Reproduce the listing verbatim.

==========

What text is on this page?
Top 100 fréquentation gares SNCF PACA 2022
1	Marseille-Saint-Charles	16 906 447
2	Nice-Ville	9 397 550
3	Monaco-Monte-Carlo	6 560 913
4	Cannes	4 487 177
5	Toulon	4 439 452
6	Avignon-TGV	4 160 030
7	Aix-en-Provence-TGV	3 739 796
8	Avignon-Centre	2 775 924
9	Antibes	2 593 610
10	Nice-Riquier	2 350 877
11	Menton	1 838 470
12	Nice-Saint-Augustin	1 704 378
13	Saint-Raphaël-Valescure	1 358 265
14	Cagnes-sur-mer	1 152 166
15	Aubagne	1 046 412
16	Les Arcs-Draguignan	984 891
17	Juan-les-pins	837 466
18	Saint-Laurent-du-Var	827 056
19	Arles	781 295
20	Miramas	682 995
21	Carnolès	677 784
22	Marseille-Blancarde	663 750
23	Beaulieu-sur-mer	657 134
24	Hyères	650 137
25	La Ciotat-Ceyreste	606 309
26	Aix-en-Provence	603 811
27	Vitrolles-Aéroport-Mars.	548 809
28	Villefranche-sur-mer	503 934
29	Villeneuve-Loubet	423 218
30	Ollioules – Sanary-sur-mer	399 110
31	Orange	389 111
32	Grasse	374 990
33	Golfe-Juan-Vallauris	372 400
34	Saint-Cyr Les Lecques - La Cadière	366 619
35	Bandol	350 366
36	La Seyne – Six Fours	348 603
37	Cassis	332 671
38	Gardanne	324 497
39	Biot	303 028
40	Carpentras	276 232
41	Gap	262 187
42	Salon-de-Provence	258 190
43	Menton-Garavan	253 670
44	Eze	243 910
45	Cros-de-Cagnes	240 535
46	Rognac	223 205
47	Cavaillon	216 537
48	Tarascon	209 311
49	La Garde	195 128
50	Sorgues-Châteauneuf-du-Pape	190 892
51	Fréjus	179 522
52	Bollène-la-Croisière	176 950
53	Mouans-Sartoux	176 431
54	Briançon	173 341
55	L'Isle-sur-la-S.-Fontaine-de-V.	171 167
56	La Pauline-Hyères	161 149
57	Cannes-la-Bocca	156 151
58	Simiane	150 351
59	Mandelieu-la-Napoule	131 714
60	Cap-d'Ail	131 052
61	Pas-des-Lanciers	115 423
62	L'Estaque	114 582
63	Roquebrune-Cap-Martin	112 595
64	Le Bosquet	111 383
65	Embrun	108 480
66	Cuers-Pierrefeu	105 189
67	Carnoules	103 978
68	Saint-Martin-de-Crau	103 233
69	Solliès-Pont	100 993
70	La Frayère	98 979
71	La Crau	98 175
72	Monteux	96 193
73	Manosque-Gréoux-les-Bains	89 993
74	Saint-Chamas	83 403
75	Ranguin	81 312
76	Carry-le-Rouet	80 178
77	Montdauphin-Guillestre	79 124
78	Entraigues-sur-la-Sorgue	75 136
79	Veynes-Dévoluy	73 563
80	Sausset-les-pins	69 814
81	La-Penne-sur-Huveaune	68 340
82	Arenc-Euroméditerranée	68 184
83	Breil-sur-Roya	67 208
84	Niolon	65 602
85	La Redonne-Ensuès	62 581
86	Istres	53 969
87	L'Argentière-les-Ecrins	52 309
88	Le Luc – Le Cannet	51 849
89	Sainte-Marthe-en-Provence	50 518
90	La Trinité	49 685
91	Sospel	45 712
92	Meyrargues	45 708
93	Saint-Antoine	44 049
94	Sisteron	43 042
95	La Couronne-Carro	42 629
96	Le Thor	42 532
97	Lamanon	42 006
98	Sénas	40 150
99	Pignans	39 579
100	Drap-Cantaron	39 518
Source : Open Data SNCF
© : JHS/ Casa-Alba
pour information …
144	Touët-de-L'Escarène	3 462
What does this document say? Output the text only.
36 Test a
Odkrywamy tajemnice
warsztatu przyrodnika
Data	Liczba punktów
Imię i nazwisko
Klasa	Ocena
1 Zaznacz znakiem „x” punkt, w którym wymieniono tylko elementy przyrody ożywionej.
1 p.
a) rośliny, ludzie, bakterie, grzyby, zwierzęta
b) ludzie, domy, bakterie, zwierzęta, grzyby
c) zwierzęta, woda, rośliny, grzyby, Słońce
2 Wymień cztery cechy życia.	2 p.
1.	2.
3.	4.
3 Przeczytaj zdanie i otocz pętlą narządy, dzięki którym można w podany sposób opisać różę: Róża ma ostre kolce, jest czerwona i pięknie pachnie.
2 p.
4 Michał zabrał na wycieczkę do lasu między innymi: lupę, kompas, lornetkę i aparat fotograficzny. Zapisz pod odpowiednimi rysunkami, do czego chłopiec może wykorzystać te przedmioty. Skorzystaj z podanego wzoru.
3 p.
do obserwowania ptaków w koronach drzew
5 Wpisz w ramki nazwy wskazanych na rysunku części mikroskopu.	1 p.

==========

SOLUTION:
What text is on this page?
Top 100 fréquentation gares SNCF PACA 2022
1	Marseille-Saint-Charles	16 906 447
2	Nice-Ville	9 397 550
3	Monaco-Monte-Carlo	6 560 913
4	Cannes	4 487 177
5	Toulon	4 439 452
6	Avignon-TGV	4 160 030
7	Aix-en-Provence-TGV	3 739 796
8	Avignon-Centre	2 775 924
9	Antibes	2 593 610
10	Nice-Riquier	2 350 877
11	Menton	1 838 470
12	Nice-Saint-Augustin	1 704 378
13	Saint-Raphaël-Valescure	1 358 265
14	Cagnes-sur-mer	1 152 166
15	Aubagne	1 046 412
16	Les Arcs-Draguignan	984 891
17	Juan-les-pins	837 466
18	Saint-Laurent-du-Var	827 056
19	Arles	781 295
20	Miramas	682 995
21	Carnolès	677 784
22	Marseille-Blancarde	663 750
23	Beaulieu-sur-mer	657 134
24	Hyères	650 137
25	La Ciotat-Ceyreste	606 309
26	Aix-en-Provence	603 811
27	Vitrolles-Aéroport-Mars.	548 809
28	Villefranche-sur-mer	503 934
29	Villeneuve-Loubet	423 218
30	Ollioules – Sanary-sur-mer	399 110
31	Orange	389 111
32	Grasse	374 990
33	Golfe-Juan-Vallauris	372 400
34	Saint-Cyr Les Lecques - La Cadière	366 619
35	Bandol	350 366
36	La Seyne – Six Fours	348 603
37	Cassis	332 671
38	Gardanne	324 497
39	Biot	303 028
40	Carpentras	276 232
41	Gap	262 187
42	Salon-de-Provence	258 190
43	Menton-Garavan	253 670
44	Eze	243 910
45	Cros-de-Cagnes	240 535
46	Rognac	223 205
47	Cavaillon	216 537
48	Tarascon	209 311
49	La Garde	195 128
50	Sorgues-Châteauneuf-du-Pape	190 892
51	Fréjus	179 522
52	Bollène-la-Croisière	176 950
53	Mouans-Sartoux	176 431
54	Briançon	173 341
55	L'Isle-sur-la-S.-Fontaine-de-V.	171 167
56	La Pauline-Hyères	161 149
57	Cannes-la-Bocca	156 151
58	Simiane	150 351
59	Mandelieu-la-Napoule	131 714
60	Cap-d'Ail	131 052
61	Pas-des-Lanciers	115 423
62	L'Estaque	114 582
63	Roquebrune-Cap-Martin	112 595
64	Le Bosquet	111 383
65	Embrun	108 480
66	Cuers-Pierrefeu	105 189
67	Carnoules	103 978
68	Saint-Martin-de-Crau	103 233
69	Solliès-Pont	100 993
70	La Frayère	98 979
71	La Crau	98 175
72	Monteux	96 193
73	Manosque-Gréoux-les-Bains	89 993
74	Saint-Chamas	83 403
75	Ranguin	81 312
76	Carry-le-Rouet	80 178
77	Montdauphin-Guillestre	79 124
78	Entraigues-sur-la-Sorgue	75 136
79	Veynes-Dévoluy	73 563
80	Sausset-les-pins	69 814
81	La-Penne-sur-Huveaune	68 340
82	Arenc-Euroméditerranée	68 184
83	Breil-sur-Roya	67 208
84	Niolon	65 602
85	La Redonne-Ensuès	62 581
86	Istres	53 969
87	L'Argentière-les-Ecrins	52 309
88	Le Luc – Le Cannet	51 849
89	Sainte-Marthe-en-Provence	50 518
90	La Trinité	49 685
91	Sospel	45 712
92	Meyrargues	45 708
93	Saint-Antoine	44 049
94	Sisteron	43 042
95	La Couronne-Carro	42 629
96	Le Thor	42 532
97	Lamanon	42 006
98	Sénas	40 150
99	Pignans	39 579
100	Drap-Cantaron	39 518
Source : Open Data SNCF
© : JHS/ Casa-Alba
pour information …
144	Touët-de-L'Escarène	3 462
What does this document say? Output the text only.
36 Test a
Odkrywamy tajemnice
warsztatu przyrodnika
Data	Liczba punktów
Imię i nazwisko
Klasa	Ocena
1 Zaznacz znakiem „x” punkt, w którym wymieniono tylko elementy przyrody ożywionej.
1 p.
a) rośliny, ludzie, bakterie, grzyby, zwierzęta
b) ludzie, domy, bakterie, zwierzęta, grzyby
c) zwierzęta, woda, rośliny, grzyby, Słońce
2 Wymień cztery cechy życia.	2 p.
1.	2.
3.	4.
3 Przeczytaj zdanie i otocz pętlą narządy, dzięki którym można w podany sposób opisać różę: Róża ma ostre kolce, jest czerwona i pięknie pachnie.
2 p.
4 Michał zabrał na wycieczkę do lasu między innymi: lupę, kompas, lornetkę i aparat fotograficzny. Zapisz pod odpowiednimi rysunkami, do czego chłopiec może wykorzystać te przedmioty. Skorzystaj z podanego wzoru.
3 p.
do obserwowania ptaków w koronach drzew
5 Wpisz w ramki nazwy wskazanych na rysunku części mikroskopu.	1 p.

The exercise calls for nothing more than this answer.